● Task data:
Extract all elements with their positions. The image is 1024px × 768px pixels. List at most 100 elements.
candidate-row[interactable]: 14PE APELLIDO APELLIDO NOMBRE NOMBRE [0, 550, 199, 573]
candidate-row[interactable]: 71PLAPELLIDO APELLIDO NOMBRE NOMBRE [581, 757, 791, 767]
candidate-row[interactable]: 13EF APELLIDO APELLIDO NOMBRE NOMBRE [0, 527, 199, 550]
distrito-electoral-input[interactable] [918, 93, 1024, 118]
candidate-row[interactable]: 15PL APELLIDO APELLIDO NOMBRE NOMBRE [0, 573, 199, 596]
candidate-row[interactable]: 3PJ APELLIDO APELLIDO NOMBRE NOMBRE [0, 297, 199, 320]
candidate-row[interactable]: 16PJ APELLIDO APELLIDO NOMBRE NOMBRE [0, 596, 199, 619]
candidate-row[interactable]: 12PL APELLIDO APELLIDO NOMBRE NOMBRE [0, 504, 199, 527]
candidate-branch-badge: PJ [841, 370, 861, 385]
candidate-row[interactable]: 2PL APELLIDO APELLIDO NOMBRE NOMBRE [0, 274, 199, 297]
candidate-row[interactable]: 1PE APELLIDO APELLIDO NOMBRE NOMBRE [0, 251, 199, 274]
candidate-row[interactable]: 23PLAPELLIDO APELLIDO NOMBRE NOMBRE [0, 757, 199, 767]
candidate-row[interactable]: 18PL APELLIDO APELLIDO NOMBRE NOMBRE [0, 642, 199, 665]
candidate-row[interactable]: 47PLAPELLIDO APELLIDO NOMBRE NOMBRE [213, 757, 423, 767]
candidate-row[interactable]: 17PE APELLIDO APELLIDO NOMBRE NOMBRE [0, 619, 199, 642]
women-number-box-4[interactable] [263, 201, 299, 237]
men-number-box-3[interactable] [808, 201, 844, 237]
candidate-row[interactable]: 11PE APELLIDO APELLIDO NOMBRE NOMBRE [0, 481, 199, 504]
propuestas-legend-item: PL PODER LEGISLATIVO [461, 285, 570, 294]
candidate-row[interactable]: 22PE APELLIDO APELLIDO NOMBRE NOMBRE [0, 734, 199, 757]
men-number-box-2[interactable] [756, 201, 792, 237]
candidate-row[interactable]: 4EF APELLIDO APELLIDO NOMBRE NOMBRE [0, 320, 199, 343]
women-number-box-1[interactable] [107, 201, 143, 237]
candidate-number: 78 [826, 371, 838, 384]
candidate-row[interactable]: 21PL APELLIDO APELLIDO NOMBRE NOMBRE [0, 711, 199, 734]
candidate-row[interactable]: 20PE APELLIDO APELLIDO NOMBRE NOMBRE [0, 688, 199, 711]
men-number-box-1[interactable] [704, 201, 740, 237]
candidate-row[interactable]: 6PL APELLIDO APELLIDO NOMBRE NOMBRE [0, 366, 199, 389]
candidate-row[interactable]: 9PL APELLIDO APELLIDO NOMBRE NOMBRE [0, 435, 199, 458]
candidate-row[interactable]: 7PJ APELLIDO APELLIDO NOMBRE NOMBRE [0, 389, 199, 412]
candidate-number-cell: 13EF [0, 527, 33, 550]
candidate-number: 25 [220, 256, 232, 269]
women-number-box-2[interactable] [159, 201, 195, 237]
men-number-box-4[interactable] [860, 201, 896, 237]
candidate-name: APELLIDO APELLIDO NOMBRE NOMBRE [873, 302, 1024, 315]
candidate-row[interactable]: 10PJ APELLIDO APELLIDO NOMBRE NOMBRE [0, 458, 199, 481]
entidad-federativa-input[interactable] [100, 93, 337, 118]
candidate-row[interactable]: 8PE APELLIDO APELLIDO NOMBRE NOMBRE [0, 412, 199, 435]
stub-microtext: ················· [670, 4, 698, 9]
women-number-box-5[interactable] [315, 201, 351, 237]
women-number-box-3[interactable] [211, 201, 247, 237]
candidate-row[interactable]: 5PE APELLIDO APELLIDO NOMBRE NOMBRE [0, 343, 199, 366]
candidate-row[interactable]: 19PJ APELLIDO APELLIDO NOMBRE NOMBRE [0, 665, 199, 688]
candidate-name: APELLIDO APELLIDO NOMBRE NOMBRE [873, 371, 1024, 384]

● To be done: Turn the lines of each entry above into a numbered list, dropping any blank lines.

● Answer in full:
1. Extract all elements with their positions. The image is 1024px × 768px pixels. List at most 100 elements.
2. candidate-row[interactable]: 14PE APELLIDO APELLIDO NOMBRE NOMBRE [0, 550, 199, 573]
3. candidate-row[interactable]: 71PLAPELLIDO APELLIDO NOMBRE NOMBRE [581, 757, 791, 767]
4. candidate-row[interactable]: 13EF APELLIDO APELLIDO NOMBRE NOMBRE [0, 527, 199, 550]
5. distrito-electoral-input[interactable] [918, 93, 1024, 118]
6. candidate-row[interactable]: 15PL APELLIDO APELLIDO NOMBRE NOMBRE [0, 573, 199, 596]
7. candidate-row[interactable]: 3PJ APELLIDO APELLIDO NOMBRE NOMBRE [0, 297, 199, 320]
8. candidate-row[interactable]: 16PJ APELLIDO APELLIDO NOMBRE NOMBRE [0, 596, 199, 619]
9. candidate-row[interactable]: 12PL APELLIDO APELLIDO NOMBRE NOMBRE [0, 504, 199, 527]
10. candidate-branch-badge: PJ [841, 370, 861, 385]
11. candidate-row[interactable]: 2PL APELLIDO APELLIDO NOMBRE NOMBRE [0, 274, 199, 297]
12. candidate-row[interactable]: 1PE APELLIDO APELLIDO NOMBRE NOMBRE [0, 251, 199, 274]
13. candidate-row[interactable]: 23PLAPELLIDO APELLIDO NOMBRE NOMBRE [0, 757, 199, 767]
14. candidate-row[interactable]: 18PL APELLIDO APELLIDO NOMBRE NOMBRE [0, 642, 199, 665]
15. candidate-row[interactable]: 47PLAPELLIDO APELLIDO NOMBRE NOMBRE [213, 757, 423, 767]
16. candidate-row[interactable]: 17PE APELLIDO APELLIDO NOMBRE NOMBRE [0, 619, 199, 642]
17. women-number-box-4[interactable] [263, 201, 299, 237]
18. men-number-box-3[interactable] [808, 201, 844, 237]
19. candidate-row[interactable]: 11PE APELLIDO APELLIDO NOMBRE NOMBRE [0, 481, 199, 504]
20. propuestas-legend-item: PL PODER LEGISLATIVO [461, 285, 570, 294]
21. candidate-row[interactable]: 22PE APELLIDO APELLIDO NOMBRE NOMBRE [0, 734, 199, 757]
22. men-number-box-2[interactable] [756, 201, 792, 237]
23. candidate-row[interactable]: 4EF APELLIDO APELLIDO NOMBRE NOMBRE [0, 320, 199, 343]
24. women-number-box-1[interactable] [107, 201, 143, 237]
25. candidate-number: 78 [826, 371, 838, 384]
26. candidate-row[interactable]: 21PL APELLIDO APELLIDO NOMBRE NOMBRE [0, 711, 199, 734]
27. candidate-row[interactable]: 20PE APELLIDO APELLIDO NOMBRE NOMBRE [0, 688, 199, 711]
28. men-number-box-1[interactable] [704, 201, 740, 237]
29. candidate-row[interactable]: 6PL APELLIDO APELLIDO NOMBRE NOMBRE [0, 366, 199, 389]
30. candidate-row[interactable]: 9PL APELLIDO APELLIDO NOMBRE NOMBRE [0, 435, 199, 458]
31. candidate-row[interactable]: 7PJ APELLIDO APELLIDO NOMBRE NOMBRE [0, 389, 199, 412]
32. candidate-number-cell: 13EF [0, 527, 33, 550]
33. candidate-number: 25 [220, 256, 232, 269]
34. women-number-box-2[interactable] [159, 201, 195, 237]
35. men-number-box-4[interactable] [860, 201, 896, 237]
36. candidate-name: APELLIDO APELLIDO NOMBRE NOMBRE [873, 302, 1024, 315]
37. candidate-row[interactable]: 10PJ APELLIDO APELLIDO NOMBRE NOMBRE [0, 458, 199, 481]
38. entidad-federativa-input[interactable] [100, 93, 337, 118]
39. candidate-row[interactable]: 8PE APELLIDO APELLIDO NOMBRE NOMBRE [0, 412, 199, 435]
40. stub-microtext: ················· [670, 4, 698, 9]
41. women-number-box-5[interactable] [315, 201, 351, 237]
42. women-number-box-3[interactable] [211, 201, 247, 237]
43. candidate-row[interactable]: 5PE APELLIDO APELLIDO NOMBRE NOMBRE [0, 343, 199, 366]
44. candidate-row[interactable]: 19PJ APELLIDO APELLIDO NOMBRE NOMBRE [0, 665, 199, 688]
45. candidate-name: APELLIDO APELLIDO NOMBRE NOMBRE [873, 371, 1024, 384]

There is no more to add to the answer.